### Given task
What is the number of lines in the entries that include the word "规范性附录"? Respond with the number only.

### Records
###

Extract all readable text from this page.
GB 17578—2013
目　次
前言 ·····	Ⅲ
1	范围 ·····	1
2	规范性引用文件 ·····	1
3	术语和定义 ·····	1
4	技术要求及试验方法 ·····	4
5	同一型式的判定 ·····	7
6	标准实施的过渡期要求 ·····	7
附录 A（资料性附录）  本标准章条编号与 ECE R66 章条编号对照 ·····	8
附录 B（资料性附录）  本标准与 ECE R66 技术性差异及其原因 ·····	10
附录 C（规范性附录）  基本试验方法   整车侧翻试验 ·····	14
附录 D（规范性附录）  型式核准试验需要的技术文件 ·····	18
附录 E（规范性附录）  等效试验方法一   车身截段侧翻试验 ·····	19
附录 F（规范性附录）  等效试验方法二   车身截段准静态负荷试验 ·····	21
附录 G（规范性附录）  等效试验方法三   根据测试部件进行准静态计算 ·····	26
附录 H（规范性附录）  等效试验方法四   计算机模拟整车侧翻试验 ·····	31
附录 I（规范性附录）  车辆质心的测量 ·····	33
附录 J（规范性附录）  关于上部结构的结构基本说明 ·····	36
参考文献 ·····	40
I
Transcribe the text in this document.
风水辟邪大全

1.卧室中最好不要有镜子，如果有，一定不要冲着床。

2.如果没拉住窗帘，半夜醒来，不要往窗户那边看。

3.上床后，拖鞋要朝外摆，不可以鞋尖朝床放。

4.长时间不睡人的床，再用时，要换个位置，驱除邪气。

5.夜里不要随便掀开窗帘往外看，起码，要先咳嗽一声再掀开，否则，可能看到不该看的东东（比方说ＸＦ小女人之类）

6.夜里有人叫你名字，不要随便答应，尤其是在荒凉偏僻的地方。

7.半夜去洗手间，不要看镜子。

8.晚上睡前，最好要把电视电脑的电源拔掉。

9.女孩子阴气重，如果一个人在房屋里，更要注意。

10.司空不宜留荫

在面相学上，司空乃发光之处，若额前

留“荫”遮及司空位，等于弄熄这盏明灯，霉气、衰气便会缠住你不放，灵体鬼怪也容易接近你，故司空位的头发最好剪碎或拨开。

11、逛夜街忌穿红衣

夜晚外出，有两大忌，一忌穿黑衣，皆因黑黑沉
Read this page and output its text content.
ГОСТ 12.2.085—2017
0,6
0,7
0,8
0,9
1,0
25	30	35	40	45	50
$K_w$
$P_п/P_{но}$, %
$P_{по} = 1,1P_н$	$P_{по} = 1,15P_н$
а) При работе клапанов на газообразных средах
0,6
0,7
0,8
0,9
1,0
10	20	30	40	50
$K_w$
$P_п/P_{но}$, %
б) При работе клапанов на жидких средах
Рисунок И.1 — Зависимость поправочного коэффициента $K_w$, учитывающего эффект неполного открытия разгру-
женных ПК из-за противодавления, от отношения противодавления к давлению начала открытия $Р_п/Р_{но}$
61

###

### Result for this task
8